* THE TASK *
Rewrite the entries from the line with "middle-ring-segment-2 [208,181,722,926]" to the line with "rings-group [43,16,1395,1368]", replacing "chart-label" with "chart-caption" and leaving everything else unchanged. Give only those lines.

[Layout records]
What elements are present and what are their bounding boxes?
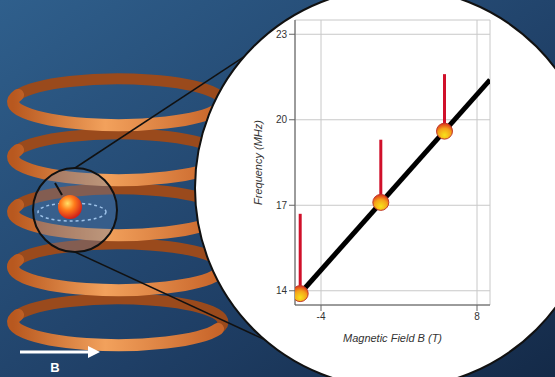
svg-text:20: 20 <box>276 114 288 125</box>
svg-text:8: 8 <box>474 311 480 322</box>
svg-text:14: 14 <box>276 285 288 296</box>
svg-text:23: 23 <box>276 29 288 40</box>
svg-text:B: B <box>50 360 59 375</box>
svg-text:17: 17 <box>276 200 288 211</box>
svg-text:Frequency (MHz): Frequency (MHz) <box>252 120 264 205</box>
svg-text:-4: -4 <box>317 311 326 322</box>
svg-text:Magnetic Field B (T): Magnetic Field B (T) <box>343 332 442 344</box>
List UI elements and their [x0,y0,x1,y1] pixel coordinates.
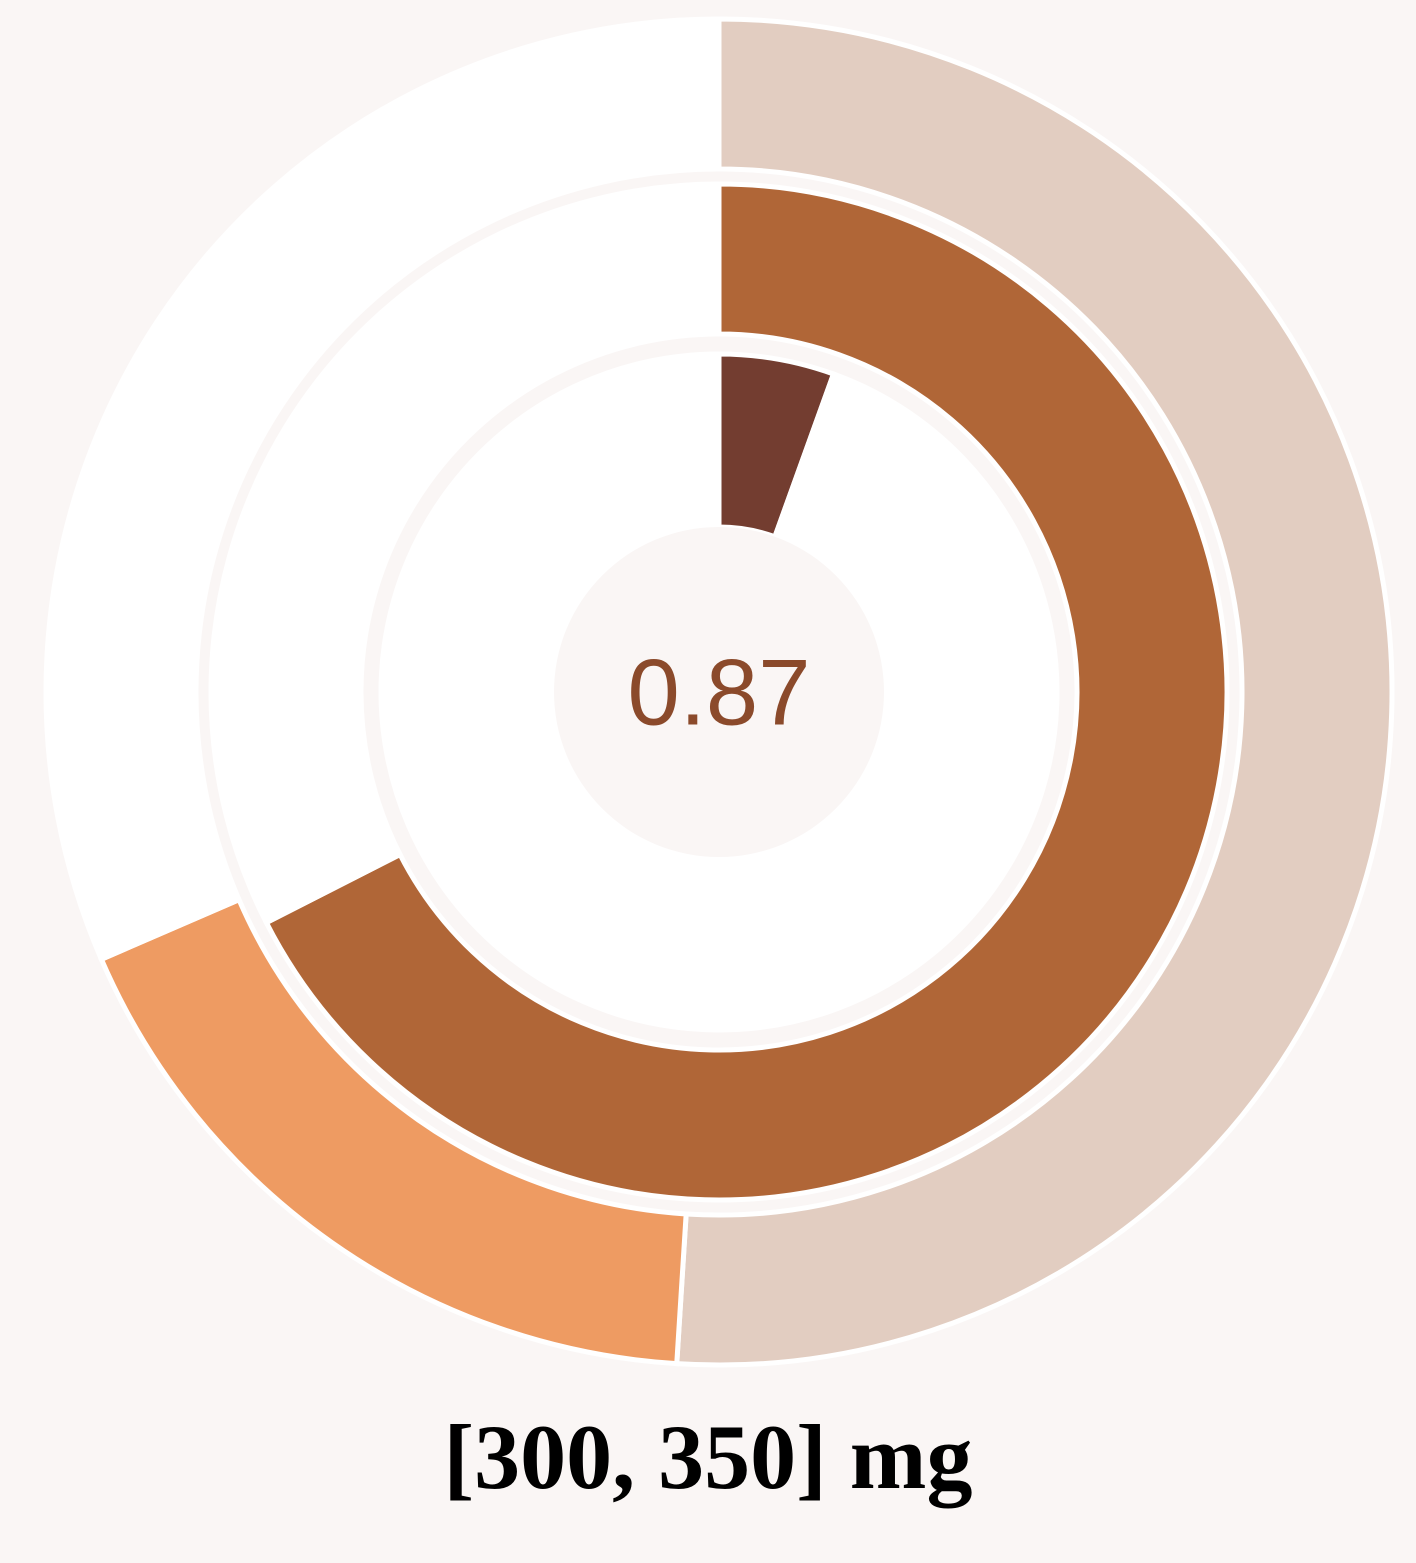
middle-ring-segment-2 [208,181,722,926]
chart-label: [300, 350] mg [443,1406,973,1508]
middle-ring-segment-1 [263,181,1230,1203]
outer-ring-segment-1 [674,16,1395,1368]
center-value: 0.87 [628,640,811,745]
rings-group [43,16,1395,1368]
center-disc [554,527,884,857]
outer-ring-segment-3 [43,16,722,963]
radial-progress-chart: 0.87 [43,16,1395,1368]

* SOLVED EXERCISE *
middle-ring-segment-2 [208,181,722,926]
chart-caption: [300, 350] mg [443,1406,973,1508]
middle-ring-segment-1 [263,181,1230,1203]
outer-ring-segment-1 [674,16,1395,1368]
center-value: 0.87 [628,640,811,745]
rings-group [43,16,1395,1368]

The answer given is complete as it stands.